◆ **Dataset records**
— BEGIN —
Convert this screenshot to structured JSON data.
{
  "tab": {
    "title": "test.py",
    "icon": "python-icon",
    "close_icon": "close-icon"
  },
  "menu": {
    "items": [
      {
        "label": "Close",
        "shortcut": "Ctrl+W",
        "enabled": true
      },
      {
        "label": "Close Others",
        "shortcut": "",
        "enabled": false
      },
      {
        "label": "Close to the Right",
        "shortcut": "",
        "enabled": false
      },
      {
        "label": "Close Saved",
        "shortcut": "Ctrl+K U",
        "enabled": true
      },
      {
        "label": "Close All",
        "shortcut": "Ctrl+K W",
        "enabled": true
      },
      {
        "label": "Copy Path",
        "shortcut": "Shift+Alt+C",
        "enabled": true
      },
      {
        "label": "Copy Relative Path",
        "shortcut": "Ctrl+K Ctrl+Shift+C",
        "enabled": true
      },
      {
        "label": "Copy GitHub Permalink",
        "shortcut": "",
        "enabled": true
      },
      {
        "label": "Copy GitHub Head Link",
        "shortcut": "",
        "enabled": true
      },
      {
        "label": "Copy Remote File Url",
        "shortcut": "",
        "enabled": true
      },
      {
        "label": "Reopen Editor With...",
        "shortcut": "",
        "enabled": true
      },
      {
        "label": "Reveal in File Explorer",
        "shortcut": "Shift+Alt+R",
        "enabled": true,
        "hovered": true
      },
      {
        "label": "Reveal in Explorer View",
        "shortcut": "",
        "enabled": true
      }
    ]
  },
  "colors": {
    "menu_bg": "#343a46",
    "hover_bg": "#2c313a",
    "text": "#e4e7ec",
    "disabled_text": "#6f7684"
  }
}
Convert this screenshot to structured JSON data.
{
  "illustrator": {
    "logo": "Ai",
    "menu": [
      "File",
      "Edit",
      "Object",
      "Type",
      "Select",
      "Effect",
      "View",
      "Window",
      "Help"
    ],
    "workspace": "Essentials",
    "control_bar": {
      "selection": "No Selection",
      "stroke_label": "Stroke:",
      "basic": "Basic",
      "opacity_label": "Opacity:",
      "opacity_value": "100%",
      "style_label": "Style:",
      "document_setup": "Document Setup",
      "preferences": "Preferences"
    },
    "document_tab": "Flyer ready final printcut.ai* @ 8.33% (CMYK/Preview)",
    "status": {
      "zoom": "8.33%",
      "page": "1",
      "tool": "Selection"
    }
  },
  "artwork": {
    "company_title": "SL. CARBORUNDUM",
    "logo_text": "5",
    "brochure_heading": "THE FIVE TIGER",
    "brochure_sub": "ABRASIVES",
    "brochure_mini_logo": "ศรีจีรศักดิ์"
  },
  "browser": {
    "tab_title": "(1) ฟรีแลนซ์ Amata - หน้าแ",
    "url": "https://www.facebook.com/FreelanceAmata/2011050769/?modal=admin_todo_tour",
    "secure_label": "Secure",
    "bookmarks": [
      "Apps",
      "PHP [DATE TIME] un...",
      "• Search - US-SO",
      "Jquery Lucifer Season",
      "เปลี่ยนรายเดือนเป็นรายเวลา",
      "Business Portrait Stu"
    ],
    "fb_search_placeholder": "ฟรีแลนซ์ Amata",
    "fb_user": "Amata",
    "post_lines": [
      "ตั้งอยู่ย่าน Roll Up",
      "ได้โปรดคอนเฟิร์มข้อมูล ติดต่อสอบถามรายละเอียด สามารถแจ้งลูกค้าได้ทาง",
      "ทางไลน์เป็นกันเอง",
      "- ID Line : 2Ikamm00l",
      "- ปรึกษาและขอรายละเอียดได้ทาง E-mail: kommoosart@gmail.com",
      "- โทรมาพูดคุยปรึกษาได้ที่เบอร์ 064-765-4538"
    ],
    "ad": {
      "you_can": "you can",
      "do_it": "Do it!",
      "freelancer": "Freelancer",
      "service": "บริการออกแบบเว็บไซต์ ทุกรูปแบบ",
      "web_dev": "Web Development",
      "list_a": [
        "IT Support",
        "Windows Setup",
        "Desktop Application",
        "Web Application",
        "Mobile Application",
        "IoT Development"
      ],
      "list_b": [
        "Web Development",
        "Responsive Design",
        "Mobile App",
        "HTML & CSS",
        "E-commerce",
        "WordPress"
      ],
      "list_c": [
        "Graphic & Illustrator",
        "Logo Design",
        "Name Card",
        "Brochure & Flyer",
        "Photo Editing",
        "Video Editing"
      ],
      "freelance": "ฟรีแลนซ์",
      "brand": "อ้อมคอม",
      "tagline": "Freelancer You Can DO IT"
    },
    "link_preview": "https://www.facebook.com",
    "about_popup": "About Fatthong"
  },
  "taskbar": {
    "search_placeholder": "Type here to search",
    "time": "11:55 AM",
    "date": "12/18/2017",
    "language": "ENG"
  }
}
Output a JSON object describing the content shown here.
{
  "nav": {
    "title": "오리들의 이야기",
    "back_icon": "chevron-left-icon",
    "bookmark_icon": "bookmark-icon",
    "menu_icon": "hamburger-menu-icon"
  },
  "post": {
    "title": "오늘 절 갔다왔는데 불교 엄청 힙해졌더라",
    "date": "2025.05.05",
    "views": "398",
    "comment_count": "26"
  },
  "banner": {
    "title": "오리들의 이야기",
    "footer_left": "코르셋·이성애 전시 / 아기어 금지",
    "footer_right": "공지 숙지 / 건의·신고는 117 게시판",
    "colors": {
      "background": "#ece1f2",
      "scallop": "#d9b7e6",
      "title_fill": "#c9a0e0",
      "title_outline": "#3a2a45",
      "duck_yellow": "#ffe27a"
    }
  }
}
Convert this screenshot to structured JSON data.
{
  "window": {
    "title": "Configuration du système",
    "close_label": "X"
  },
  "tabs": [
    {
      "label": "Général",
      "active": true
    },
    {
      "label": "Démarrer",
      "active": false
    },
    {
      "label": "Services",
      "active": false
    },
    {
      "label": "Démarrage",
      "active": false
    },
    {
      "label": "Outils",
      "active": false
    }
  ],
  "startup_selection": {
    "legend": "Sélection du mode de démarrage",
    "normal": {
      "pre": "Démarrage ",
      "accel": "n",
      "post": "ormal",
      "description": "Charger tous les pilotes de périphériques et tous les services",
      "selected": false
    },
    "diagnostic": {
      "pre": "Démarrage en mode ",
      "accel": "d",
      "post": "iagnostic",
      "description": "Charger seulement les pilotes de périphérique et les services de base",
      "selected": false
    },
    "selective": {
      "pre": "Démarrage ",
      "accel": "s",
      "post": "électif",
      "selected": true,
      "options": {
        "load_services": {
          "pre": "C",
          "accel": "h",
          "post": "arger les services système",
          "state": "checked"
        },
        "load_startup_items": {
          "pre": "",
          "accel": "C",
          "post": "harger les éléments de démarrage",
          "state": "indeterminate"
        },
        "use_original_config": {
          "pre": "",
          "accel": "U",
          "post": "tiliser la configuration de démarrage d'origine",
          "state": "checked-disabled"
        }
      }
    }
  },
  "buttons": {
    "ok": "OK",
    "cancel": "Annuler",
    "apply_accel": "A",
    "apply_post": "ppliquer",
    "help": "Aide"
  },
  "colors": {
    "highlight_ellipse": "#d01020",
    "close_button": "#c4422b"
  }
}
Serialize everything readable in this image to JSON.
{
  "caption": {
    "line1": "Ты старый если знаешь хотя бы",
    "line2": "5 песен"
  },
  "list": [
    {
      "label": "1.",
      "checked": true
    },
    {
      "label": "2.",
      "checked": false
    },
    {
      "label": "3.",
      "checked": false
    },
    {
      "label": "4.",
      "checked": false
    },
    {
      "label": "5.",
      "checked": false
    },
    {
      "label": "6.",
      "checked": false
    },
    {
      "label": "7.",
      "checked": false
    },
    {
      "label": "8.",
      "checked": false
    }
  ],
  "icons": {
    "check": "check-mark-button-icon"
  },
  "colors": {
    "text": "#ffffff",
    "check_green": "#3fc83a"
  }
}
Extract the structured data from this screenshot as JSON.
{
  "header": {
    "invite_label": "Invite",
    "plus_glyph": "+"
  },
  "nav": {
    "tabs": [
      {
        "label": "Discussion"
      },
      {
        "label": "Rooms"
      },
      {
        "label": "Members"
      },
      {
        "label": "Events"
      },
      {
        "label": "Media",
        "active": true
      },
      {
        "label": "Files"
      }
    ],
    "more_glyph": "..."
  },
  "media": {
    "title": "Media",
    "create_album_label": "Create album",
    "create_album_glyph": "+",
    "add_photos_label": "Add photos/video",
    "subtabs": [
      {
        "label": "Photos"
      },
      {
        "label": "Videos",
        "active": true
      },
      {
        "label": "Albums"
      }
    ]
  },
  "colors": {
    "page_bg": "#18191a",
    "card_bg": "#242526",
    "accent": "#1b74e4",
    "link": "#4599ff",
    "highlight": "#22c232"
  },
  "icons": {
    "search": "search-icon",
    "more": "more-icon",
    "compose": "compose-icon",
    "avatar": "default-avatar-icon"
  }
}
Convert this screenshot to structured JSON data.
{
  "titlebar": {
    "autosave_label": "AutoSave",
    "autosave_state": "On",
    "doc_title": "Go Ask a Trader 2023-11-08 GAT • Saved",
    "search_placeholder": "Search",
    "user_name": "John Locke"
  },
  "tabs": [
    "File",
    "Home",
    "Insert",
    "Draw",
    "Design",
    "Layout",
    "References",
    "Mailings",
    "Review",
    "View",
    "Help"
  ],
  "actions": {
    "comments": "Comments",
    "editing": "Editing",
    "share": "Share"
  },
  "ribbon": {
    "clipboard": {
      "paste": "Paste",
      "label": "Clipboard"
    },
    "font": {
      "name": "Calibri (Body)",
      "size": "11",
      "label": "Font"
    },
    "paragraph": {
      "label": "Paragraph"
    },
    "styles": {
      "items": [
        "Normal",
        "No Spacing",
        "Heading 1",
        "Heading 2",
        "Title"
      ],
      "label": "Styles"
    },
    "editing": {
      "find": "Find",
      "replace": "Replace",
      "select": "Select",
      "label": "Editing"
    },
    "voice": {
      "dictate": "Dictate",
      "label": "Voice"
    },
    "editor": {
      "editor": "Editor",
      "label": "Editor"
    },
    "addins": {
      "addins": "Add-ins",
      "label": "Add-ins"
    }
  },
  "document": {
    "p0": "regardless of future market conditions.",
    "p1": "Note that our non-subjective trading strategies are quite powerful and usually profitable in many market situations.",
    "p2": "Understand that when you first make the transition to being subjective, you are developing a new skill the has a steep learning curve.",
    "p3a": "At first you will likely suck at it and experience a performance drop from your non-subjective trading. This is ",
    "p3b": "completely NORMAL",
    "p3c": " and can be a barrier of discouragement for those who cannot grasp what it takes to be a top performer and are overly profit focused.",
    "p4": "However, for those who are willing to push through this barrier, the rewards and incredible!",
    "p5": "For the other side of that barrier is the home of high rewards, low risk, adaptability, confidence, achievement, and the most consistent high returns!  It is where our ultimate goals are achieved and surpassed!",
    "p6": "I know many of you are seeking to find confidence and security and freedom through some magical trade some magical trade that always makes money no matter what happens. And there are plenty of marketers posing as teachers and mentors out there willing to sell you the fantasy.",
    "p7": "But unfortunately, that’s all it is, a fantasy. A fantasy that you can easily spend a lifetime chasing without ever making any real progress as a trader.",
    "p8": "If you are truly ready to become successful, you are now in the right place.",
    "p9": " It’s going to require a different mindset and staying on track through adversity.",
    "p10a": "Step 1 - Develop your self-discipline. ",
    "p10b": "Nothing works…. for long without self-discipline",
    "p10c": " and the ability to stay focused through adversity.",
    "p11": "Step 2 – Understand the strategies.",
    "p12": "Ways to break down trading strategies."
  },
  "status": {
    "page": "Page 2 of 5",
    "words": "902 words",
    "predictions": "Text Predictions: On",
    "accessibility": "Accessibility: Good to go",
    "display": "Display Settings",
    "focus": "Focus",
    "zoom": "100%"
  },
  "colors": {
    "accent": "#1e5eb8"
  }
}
— END —
◆ **What is being asked**
State how many lines of the listing hold the string "Shift"; reply with the number and nothing else.

◆ **Output**
3